Directions
Arrange as a numbered list the lines from the first one through the line containing "chart-title: ASSOCIAZIONE GIOVANI", including both ends and omitting any blank lines.

Data for this task
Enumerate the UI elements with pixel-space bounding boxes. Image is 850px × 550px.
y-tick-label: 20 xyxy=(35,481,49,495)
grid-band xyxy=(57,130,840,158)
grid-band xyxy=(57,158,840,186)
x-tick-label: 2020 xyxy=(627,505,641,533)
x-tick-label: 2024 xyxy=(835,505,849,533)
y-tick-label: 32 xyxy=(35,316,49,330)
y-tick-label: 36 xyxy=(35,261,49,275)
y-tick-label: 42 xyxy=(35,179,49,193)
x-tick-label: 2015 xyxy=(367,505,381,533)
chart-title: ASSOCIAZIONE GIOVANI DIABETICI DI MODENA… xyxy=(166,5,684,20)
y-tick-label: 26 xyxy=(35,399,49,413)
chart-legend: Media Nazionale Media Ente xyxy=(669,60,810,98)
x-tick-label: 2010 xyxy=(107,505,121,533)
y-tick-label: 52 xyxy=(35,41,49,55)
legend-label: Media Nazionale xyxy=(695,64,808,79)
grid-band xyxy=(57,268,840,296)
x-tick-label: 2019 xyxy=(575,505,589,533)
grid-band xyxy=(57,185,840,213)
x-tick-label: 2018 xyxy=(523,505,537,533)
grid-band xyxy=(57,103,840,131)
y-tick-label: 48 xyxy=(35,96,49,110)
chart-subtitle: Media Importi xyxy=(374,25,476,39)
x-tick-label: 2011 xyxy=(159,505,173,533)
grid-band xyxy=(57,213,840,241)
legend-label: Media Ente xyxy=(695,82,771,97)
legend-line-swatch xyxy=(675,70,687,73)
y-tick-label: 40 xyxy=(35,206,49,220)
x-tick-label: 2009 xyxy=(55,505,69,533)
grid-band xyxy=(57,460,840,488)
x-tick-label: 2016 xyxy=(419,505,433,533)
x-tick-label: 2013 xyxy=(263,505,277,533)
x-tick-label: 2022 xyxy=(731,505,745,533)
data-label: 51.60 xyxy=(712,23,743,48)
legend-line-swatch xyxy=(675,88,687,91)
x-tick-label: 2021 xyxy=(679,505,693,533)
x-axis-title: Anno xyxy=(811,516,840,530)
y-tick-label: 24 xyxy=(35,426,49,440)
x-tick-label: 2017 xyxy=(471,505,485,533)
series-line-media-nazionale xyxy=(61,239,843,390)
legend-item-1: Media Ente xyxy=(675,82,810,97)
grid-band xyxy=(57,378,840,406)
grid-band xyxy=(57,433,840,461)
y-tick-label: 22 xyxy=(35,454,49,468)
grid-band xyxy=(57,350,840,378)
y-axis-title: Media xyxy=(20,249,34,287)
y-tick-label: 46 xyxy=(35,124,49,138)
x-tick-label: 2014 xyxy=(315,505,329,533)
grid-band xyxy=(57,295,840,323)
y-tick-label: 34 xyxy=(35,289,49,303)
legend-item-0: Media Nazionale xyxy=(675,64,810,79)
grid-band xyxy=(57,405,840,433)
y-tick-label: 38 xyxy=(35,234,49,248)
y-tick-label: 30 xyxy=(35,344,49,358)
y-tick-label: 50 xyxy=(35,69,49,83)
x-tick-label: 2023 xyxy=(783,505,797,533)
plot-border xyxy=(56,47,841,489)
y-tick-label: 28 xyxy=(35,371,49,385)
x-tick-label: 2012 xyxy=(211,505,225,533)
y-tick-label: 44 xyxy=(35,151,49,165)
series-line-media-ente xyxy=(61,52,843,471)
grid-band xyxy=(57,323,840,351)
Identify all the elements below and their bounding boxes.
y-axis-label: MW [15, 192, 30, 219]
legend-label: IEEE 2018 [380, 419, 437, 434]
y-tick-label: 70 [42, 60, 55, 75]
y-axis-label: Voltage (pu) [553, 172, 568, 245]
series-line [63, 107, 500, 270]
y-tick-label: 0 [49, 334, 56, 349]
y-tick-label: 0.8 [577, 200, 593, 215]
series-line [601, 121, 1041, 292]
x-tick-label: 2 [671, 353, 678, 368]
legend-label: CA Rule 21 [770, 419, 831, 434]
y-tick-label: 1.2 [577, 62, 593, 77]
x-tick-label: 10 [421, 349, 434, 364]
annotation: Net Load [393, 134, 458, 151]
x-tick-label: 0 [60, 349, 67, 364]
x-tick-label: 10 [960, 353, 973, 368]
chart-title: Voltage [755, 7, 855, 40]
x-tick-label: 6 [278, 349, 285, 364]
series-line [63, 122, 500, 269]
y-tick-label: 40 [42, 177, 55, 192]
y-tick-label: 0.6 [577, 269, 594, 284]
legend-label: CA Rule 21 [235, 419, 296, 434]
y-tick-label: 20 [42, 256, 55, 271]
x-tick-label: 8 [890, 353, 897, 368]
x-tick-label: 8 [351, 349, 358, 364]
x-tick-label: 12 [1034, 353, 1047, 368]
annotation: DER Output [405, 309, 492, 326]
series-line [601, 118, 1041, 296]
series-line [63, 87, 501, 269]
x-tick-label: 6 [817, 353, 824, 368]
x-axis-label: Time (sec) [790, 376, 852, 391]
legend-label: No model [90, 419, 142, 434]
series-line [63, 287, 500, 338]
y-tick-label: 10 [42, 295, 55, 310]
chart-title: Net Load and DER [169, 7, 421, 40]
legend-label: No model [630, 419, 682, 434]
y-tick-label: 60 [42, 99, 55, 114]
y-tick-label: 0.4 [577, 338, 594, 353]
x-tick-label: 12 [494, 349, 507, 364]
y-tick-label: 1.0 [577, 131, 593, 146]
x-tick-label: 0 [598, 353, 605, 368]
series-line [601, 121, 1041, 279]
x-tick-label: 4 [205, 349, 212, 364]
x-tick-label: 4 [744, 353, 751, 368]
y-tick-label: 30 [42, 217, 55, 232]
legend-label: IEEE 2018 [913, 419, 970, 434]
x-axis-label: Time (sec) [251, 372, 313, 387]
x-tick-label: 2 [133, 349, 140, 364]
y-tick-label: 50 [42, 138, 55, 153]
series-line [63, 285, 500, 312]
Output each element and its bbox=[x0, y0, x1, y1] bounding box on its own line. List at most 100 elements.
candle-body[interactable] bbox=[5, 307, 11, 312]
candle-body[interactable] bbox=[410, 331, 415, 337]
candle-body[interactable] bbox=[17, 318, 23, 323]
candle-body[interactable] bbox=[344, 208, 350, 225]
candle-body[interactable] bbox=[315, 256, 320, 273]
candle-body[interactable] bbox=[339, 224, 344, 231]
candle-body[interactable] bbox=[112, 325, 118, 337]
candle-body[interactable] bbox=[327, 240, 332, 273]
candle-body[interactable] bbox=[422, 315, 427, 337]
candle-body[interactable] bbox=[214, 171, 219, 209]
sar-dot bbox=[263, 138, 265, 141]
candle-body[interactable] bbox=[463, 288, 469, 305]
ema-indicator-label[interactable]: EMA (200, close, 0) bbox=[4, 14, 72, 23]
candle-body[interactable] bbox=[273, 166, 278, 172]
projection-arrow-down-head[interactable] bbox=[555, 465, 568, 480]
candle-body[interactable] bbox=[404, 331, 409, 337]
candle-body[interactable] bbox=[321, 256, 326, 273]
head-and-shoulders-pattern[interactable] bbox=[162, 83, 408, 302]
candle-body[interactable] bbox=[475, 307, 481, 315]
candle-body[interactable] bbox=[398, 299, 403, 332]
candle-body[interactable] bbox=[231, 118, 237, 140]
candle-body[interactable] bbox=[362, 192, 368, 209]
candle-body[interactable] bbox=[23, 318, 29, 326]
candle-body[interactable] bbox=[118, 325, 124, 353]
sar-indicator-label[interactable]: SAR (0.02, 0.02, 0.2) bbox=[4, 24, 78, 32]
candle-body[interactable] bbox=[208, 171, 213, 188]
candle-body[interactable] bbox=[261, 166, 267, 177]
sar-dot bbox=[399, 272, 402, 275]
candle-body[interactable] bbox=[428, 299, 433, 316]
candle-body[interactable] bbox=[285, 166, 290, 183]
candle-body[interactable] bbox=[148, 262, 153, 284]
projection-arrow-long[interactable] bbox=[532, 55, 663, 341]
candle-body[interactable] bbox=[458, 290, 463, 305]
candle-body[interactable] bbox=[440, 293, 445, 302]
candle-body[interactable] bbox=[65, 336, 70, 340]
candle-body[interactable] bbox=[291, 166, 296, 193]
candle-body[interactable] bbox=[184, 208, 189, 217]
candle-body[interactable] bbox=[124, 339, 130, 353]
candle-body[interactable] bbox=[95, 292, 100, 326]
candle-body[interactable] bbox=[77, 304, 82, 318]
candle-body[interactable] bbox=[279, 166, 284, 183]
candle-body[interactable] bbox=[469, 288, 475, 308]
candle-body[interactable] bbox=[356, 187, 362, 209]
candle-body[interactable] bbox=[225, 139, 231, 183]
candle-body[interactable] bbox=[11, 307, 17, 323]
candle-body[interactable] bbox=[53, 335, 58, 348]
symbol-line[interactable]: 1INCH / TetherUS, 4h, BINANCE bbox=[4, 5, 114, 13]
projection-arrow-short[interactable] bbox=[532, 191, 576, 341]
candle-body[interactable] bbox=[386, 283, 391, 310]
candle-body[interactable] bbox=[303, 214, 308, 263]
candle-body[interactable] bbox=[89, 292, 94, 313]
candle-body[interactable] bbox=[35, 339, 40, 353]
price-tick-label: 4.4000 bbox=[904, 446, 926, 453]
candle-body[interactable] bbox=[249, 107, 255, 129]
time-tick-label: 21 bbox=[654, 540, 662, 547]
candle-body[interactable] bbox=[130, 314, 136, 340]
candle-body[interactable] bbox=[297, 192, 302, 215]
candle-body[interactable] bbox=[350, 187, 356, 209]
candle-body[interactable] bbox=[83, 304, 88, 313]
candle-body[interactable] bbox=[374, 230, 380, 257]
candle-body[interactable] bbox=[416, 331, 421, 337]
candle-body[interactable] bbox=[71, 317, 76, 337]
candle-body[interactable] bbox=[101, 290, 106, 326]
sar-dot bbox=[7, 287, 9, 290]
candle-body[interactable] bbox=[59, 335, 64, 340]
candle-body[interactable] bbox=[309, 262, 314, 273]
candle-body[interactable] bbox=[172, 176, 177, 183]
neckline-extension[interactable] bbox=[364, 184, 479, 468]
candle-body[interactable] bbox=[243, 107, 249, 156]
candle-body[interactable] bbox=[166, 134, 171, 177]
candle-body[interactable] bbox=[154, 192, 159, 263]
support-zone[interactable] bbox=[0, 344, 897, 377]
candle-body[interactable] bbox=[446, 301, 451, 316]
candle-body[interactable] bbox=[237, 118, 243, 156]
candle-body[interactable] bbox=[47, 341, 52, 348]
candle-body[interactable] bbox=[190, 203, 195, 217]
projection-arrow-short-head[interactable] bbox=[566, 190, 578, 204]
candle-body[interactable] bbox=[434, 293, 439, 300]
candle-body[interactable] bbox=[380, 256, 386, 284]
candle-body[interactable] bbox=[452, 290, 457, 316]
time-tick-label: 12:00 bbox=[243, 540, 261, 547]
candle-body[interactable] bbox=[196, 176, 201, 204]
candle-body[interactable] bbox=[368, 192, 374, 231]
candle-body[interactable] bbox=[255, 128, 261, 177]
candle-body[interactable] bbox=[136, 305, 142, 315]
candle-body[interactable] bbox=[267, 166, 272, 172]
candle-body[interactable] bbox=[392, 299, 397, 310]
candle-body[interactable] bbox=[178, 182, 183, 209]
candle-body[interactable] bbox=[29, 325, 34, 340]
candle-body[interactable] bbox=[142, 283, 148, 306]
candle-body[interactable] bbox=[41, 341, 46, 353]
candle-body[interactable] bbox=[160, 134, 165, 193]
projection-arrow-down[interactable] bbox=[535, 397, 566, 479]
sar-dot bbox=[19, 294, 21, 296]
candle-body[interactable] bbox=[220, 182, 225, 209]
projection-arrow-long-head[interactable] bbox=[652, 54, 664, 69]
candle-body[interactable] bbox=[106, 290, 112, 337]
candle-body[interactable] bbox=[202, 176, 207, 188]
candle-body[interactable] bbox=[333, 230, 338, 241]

Answer below
1. Enumerate the UI elements with pixel-space bounding boxes. Image is 850px × 550px.
2. y-tick-label: 20 xyxy=(35,481,49,495)
3. grid-band xyxy=(57,130,840,158)
4. grid-band xyxy=(57,158,840,186)
5. x-tick-label: 2020 xyxy=(627,505,641,533)
6. x-tick-label: 2024 xyxy=(835,505,849,533)
7. y-tick-label: 32 xyxy=(35,316,49,330)
8. y-tick-label: 36 xyxy=(35,261,49,275)
9. y-tick-label: 42 xyxy=(35,179,49,193)
10. x-tick-label: 2015 xyxy=(367,505,381,533)
11. chart-title: ASSOCIAZIONE GIOVANI DIABETICI DI MODENA… xyxy=(166,5,684,20)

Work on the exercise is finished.